## PROBLEM TO SOLVE
Your task is to reproduce the material exactly.

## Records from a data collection
━━━━━━━━

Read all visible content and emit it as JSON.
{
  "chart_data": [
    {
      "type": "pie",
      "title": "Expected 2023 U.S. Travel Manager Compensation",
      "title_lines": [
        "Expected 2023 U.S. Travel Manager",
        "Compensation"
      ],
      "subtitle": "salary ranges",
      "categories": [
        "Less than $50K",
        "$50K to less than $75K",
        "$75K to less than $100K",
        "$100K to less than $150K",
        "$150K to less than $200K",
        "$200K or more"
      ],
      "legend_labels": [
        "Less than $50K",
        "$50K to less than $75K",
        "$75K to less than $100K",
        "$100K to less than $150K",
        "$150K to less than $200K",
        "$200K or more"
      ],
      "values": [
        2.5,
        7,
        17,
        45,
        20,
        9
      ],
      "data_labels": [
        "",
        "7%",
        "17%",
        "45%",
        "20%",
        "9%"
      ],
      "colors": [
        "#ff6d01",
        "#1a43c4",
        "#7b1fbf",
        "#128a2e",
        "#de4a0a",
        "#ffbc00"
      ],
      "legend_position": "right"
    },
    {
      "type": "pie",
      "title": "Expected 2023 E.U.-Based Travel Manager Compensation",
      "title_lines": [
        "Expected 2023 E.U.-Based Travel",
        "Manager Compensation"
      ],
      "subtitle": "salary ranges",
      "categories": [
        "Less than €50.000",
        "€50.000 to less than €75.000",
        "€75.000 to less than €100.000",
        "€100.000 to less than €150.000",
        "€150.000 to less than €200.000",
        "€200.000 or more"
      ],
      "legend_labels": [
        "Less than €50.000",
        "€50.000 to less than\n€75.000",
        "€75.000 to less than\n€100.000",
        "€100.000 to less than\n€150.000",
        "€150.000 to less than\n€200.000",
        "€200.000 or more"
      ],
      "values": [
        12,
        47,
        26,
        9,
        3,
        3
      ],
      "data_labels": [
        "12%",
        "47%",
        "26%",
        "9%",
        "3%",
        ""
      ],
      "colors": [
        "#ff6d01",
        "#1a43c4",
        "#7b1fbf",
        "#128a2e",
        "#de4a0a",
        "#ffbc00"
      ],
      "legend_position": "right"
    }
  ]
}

━━━━━━━━

## ANSWER BELOW
Read all visible content and emit it as JSON.
{
  "chart_data": [
    {
      "type": "pie",
      "title": "Expected 2023 U.S. Travel Manager Compensation",
      "title_lines": [
        "Expected 2023 U.S. Travel Manager",
        "Compensation"
      ],
      "subtitle": "salary ranges",
      "categories": [
        "Less than $50K",
        "$50K to less than $75K",
        "$75K to less than $100K",
        "$100K to less than $150K",
        "$150K to less than $200K",
        "$200K or more"
      ],
      "legend_labels": [
        "Less than $50K",
        "$50K to less than $75K",
        "$75K to less than $100K",
        "$100K to less than $150K",
        "$150K to less than $200K",
        "$200K or more"
      ],
      "values": [
        2.5,
        7,
        17,
        45,
        20,
        9
      ],
      "data_labels": [
        "",
        "7%",
        "17%",
        "45%",
        "20%",
        "9%"
      ],
      "colors": [
        "#ff6d01",
        "#1a43c4",
        "#7b1fbf",
        "#128a2e",
        "#de4a0a",
        "#ffbc00"
      ],
      "legend_position": "right"
    },
    {
      "type": "pie",
      "title": "Expected 2023 E.U.-Based Travel Manager Compensation",
      "title_lines": [
        "Expected 2023 E.U.-Based Travel",
        "Manager Compensation"
      ],
      "subtitle": "salary ranges",
      "categories": [
        "Less than €50.000",
        "€50.000 to less than €75.000",
        "€75.000 to less than €100.000",
        "€100.000 to less than €150.000",
        "€150.000 to less than €200.000",
        "€200.000 or more"
      ],
      "legend_labels": [
        "Less than €50.000",
        "€50.000 to less than\n€75.000",
        "€75.000 to less than\n€100.000",
        "€100.000 to less than\n€150.000",
        "€150.000 to less than\n€200.000",
        "€200.000 or more"
      ],
      "values": [
        12,
        47,
        26,
        9,
        3,
        3
      ],
      "data_labels": [
        "12%",
        "47%",
        "26%",
        "9%",
        "3%",
        ""
      ],
      "colors": [
        "#ff6d01",
        "#1a43c4",
        "#7b1fbf",
        "#128a2e",
        "#de4a0a",
        "#ffbc00"
      ],
      "legend_position": "right"
    }
  ]
}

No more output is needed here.